__THE TASK__: Report how many lines contain the word "internacionales"; answer with the number only.

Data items
----------

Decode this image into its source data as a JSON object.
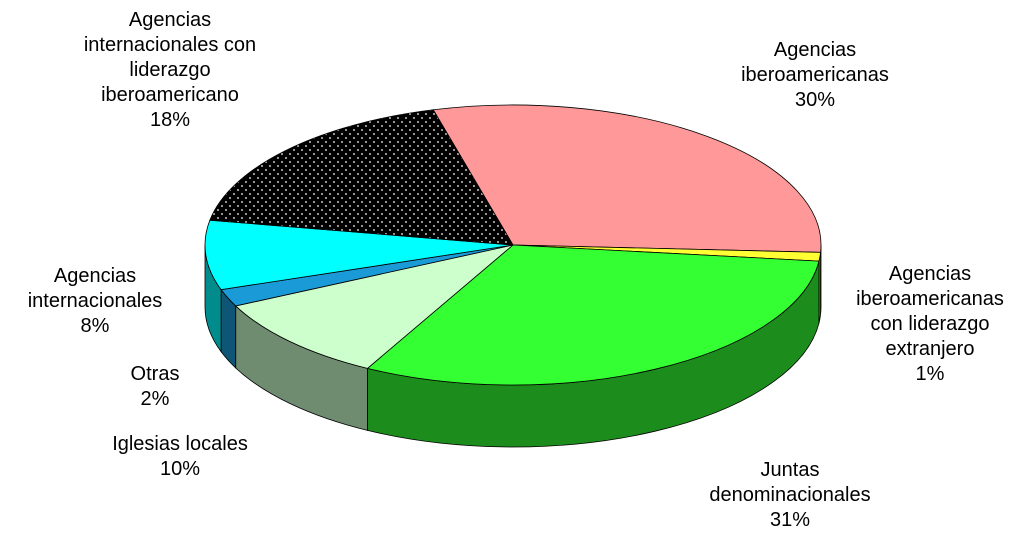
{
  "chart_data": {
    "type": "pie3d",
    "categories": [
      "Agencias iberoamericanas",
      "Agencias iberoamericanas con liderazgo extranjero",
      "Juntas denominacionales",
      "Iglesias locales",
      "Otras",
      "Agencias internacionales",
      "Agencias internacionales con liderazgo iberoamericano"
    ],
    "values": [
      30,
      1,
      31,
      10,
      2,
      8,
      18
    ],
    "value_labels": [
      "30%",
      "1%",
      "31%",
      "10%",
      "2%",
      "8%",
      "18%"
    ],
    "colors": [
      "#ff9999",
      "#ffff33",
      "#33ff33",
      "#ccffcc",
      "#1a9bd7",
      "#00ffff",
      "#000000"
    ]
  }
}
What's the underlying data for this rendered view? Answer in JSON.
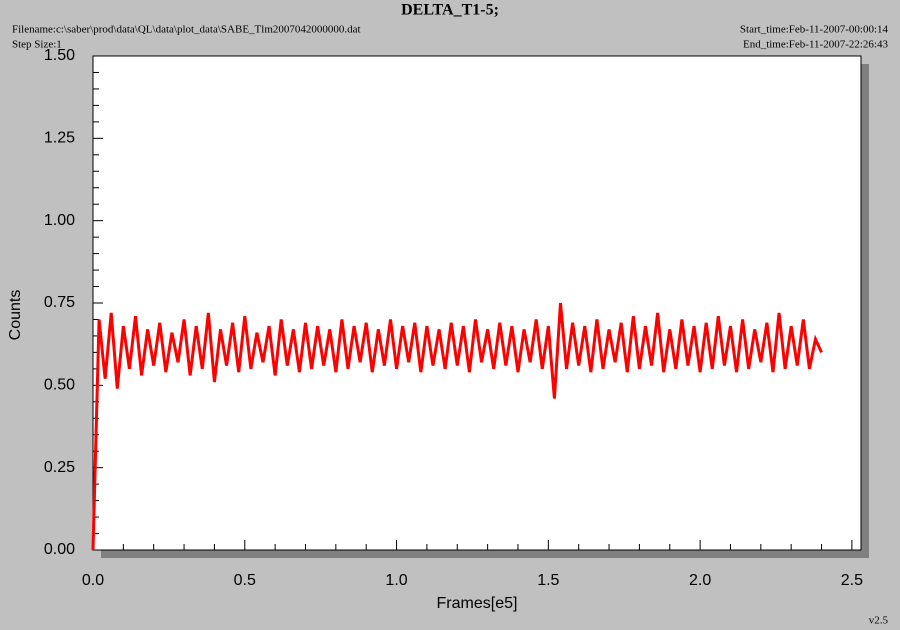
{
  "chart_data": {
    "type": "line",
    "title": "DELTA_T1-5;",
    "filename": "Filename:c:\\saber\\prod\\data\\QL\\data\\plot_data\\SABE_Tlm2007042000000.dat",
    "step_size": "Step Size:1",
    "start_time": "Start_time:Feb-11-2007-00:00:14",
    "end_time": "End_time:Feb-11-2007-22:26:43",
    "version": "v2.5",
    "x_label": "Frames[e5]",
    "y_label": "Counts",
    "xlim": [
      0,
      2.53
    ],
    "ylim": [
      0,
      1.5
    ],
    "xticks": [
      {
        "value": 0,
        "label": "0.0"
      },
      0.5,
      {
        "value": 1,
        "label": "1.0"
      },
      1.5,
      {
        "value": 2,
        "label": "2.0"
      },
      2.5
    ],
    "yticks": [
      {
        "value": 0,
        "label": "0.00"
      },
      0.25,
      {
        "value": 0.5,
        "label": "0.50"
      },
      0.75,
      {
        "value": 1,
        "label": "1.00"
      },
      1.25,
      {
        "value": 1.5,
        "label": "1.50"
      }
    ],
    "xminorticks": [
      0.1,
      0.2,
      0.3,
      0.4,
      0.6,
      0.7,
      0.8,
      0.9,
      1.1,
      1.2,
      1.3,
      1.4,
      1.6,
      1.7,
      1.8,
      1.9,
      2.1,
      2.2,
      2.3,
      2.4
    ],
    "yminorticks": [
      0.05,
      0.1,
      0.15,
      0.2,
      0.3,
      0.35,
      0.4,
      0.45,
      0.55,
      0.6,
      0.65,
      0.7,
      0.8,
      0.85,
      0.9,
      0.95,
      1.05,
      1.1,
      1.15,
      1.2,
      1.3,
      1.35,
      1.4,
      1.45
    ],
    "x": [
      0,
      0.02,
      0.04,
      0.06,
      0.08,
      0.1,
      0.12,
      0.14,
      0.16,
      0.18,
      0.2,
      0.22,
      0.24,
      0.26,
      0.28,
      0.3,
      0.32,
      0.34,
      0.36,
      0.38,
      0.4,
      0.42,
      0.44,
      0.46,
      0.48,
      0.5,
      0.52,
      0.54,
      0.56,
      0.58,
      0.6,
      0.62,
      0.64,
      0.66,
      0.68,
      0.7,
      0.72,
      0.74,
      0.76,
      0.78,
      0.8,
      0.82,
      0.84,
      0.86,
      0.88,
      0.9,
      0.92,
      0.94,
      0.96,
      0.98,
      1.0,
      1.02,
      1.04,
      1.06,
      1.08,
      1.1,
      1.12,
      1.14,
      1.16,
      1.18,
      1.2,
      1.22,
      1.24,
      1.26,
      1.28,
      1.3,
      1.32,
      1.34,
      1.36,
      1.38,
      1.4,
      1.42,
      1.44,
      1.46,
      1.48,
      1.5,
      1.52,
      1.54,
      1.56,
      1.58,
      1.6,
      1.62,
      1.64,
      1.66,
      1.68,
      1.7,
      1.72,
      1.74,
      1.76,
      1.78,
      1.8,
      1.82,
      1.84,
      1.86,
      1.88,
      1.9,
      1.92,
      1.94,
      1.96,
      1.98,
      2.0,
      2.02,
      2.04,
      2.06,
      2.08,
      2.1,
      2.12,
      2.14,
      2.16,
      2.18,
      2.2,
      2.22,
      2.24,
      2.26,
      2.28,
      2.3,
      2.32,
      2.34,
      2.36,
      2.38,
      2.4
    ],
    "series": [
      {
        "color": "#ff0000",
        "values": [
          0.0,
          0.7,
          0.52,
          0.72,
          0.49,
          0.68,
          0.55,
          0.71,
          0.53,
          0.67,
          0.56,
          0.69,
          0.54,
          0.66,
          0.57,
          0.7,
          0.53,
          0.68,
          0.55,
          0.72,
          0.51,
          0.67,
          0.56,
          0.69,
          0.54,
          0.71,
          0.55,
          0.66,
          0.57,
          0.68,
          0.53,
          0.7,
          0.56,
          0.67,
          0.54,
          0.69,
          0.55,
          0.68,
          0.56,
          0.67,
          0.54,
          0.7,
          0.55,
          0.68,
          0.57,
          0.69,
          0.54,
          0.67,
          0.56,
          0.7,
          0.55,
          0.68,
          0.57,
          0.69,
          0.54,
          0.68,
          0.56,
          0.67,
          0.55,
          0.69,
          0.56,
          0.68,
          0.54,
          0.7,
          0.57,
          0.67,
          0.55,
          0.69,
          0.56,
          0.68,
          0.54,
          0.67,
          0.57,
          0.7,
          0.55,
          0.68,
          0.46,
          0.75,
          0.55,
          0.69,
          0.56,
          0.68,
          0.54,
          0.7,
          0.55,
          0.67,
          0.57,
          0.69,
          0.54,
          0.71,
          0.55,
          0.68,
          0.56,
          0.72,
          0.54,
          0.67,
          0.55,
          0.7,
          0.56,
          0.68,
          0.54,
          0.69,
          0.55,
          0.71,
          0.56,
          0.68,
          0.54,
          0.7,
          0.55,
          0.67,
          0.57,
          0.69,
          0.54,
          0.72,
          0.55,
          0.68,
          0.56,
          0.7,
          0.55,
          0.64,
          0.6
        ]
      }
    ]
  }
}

----------

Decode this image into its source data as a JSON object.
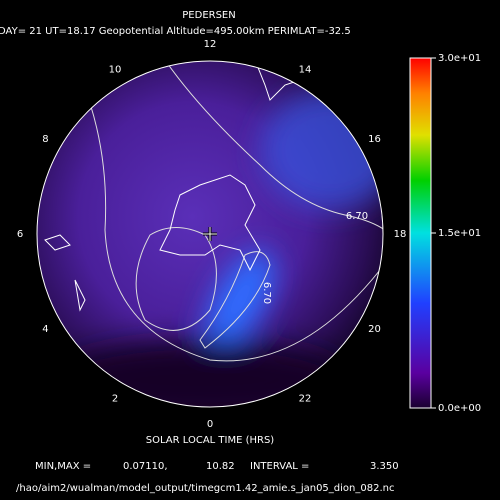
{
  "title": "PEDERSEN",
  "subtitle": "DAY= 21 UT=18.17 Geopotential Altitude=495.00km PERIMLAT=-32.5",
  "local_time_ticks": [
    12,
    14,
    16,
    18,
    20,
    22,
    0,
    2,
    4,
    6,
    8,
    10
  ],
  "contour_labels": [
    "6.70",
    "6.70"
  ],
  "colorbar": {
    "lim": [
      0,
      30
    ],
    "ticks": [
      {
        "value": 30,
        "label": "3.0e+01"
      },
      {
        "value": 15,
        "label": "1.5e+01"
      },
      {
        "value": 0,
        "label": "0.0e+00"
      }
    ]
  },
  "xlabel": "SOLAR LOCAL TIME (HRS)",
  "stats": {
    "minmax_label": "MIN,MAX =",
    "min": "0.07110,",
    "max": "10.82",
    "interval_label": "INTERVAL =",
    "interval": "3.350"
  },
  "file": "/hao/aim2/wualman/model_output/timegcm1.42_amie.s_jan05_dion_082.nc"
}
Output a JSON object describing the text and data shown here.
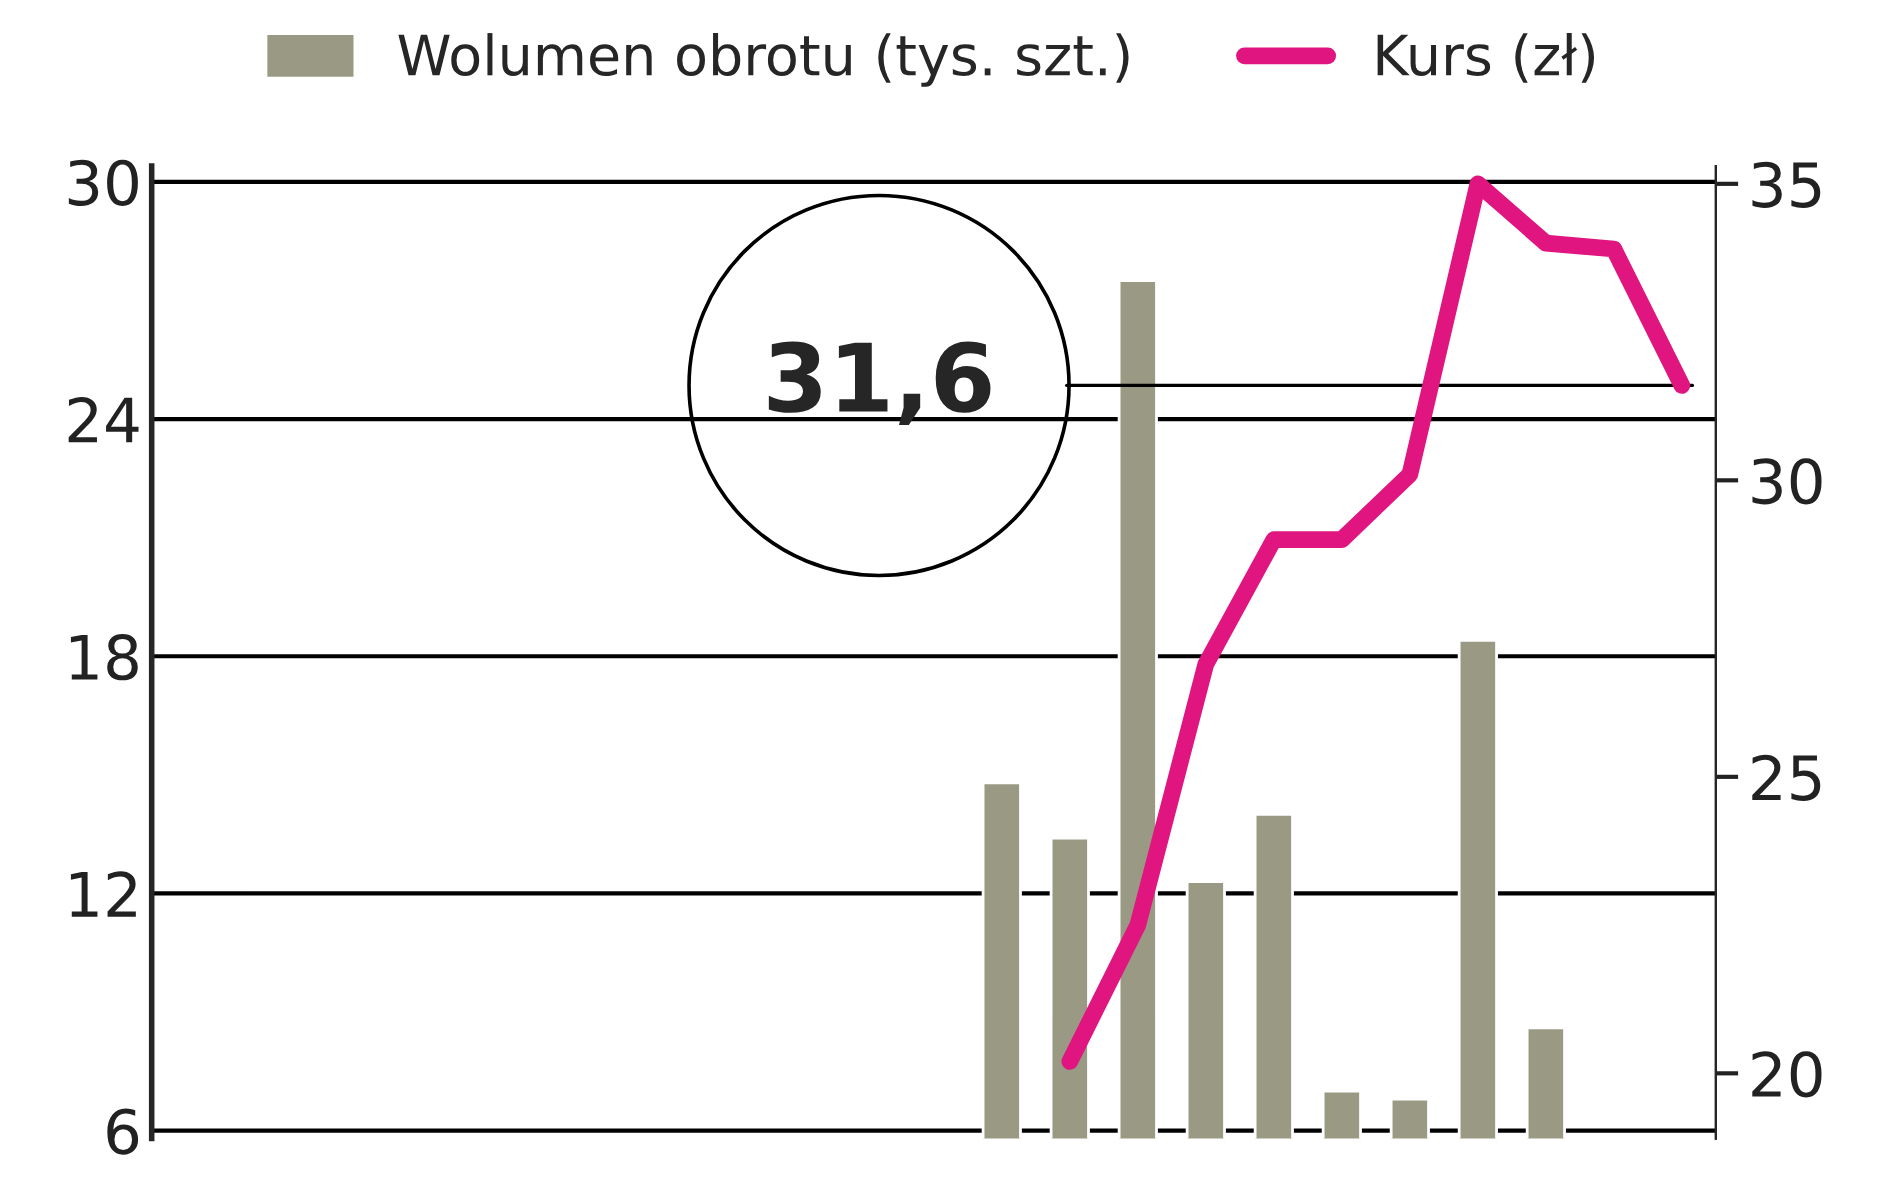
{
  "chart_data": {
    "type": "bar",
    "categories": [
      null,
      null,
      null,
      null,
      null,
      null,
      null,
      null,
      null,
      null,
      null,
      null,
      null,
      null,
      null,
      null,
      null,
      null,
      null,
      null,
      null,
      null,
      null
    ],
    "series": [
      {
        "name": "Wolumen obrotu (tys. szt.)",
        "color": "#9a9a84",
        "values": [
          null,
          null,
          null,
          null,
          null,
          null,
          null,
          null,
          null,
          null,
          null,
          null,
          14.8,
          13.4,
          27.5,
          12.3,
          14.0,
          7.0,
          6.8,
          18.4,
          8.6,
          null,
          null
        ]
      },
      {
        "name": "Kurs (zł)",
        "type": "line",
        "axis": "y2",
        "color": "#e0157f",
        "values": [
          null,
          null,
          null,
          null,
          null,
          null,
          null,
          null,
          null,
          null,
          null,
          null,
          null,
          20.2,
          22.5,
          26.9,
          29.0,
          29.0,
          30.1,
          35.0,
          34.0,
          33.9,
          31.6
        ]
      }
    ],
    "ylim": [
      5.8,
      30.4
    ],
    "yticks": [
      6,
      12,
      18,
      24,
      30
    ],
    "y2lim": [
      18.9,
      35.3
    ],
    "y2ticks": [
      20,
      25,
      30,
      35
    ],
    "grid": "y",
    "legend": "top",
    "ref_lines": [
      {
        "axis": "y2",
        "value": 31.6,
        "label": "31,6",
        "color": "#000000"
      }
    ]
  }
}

----------

__SOLUTION TO THE PROBLEM__: 2